# Prompt:
State the number of lines in these records holding "следующей". Say nothing more.
—————
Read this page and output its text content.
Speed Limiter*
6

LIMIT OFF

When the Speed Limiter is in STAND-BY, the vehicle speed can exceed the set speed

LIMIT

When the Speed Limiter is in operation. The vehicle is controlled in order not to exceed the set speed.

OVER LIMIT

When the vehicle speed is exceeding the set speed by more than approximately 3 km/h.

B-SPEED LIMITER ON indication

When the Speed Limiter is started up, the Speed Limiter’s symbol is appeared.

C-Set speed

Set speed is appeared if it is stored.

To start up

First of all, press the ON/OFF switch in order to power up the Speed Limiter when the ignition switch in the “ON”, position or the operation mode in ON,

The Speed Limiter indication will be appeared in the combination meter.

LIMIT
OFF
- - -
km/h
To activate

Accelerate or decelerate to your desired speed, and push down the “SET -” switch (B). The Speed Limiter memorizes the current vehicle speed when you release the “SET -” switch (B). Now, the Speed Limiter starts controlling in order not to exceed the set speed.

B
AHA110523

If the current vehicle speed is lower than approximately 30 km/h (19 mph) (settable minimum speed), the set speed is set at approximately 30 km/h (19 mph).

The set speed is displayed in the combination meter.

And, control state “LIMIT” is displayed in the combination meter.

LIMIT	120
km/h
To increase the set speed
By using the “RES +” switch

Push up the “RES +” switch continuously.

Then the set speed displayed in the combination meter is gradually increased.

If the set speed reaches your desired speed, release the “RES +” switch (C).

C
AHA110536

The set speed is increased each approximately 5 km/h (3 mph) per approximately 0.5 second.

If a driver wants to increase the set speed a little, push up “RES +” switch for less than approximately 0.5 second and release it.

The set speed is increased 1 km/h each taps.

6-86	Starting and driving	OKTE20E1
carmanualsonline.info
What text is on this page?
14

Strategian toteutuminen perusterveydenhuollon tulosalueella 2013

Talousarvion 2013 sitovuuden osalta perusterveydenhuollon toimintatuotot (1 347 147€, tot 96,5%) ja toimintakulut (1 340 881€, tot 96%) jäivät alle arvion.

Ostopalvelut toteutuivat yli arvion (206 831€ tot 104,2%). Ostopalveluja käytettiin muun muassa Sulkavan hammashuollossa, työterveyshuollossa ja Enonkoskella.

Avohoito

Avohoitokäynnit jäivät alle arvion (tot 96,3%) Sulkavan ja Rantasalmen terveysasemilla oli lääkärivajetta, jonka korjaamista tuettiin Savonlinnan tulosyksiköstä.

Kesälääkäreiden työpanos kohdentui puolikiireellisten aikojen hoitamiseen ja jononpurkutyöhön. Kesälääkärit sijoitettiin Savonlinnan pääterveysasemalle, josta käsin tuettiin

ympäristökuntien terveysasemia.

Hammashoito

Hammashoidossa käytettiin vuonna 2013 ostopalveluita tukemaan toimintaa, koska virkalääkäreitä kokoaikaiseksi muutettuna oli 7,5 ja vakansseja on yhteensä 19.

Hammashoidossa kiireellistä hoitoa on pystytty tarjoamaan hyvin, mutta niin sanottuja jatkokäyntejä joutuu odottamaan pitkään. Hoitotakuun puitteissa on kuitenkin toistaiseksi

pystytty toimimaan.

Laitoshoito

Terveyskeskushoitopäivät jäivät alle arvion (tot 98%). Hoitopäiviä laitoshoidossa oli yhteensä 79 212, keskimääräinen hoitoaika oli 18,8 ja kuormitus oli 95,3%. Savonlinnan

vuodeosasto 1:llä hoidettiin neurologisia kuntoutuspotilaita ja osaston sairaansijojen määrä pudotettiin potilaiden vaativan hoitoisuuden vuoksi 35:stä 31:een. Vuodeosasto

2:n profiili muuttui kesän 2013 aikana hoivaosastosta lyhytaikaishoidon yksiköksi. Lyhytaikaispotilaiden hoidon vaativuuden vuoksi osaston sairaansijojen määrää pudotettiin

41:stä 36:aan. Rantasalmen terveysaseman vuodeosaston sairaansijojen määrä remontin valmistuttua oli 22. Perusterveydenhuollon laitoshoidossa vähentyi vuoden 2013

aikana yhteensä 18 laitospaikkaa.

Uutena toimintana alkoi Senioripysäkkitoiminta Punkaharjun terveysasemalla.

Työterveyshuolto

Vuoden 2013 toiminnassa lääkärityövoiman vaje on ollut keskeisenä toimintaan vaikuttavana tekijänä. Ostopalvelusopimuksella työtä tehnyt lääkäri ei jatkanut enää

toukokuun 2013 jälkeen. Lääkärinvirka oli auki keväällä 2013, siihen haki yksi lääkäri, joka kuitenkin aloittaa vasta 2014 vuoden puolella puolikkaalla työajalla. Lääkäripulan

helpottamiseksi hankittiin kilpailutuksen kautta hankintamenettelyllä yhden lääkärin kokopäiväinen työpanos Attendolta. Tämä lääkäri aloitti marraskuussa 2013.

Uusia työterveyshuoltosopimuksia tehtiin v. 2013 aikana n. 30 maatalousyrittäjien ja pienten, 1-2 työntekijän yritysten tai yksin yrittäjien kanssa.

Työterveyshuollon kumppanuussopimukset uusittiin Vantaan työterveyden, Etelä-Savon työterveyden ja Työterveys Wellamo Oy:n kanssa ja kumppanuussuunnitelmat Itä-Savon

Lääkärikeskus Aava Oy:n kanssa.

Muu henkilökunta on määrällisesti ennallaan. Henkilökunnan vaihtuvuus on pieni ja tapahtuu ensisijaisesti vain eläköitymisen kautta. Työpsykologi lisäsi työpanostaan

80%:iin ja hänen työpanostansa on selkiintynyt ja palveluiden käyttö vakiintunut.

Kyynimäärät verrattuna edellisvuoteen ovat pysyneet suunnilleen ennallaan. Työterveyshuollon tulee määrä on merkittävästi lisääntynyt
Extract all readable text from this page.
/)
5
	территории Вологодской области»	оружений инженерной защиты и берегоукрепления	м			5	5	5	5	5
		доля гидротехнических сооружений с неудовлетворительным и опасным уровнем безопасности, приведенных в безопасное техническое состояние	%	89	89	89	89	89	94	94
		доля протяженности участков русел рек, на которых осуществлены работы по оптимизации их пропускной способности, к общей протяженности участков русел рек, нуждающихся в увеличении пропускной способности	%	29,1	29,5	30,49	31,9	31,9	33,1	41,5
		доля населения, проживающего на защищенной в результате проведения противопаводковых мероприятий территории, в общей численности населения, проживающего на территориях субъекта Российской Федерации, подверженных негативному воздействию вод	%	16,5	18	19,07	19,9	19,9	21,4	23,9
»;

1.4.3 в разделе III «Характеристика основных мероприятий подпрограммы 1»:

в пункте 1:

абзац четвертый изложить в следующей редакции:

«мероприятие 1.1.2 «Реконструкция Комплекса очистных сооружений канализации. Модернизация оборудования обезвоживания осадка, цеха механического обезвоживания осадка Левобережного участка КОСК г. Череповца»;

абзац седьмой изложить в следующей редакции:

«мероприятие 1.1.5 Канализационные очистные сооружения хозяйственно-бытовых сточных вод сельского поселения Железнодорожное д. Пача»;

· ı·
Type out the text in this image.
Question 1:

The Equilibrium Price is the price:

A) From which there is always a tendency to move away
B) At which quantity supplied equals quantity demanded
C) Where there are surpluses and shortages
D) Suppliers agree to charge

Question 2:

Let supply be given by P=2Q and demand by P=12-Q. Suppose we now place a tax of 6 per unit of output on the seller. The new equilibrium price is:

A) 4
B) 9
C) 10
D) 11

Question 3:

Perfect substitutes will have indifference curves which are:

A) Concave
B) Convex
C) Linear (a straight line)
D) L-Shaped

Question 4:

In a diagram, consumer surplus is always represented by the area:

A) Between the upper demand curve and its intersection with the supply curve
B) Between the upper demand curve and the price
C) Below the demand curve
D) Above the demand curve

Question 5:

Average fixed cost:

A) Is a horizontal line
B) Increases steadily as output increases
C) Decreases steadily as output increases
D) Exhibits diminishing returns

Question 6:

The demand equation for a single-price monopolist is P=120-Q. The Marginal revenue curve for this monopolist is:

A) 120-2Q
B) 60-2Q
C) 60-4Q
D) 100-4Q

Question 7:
—————
# Written reply:
2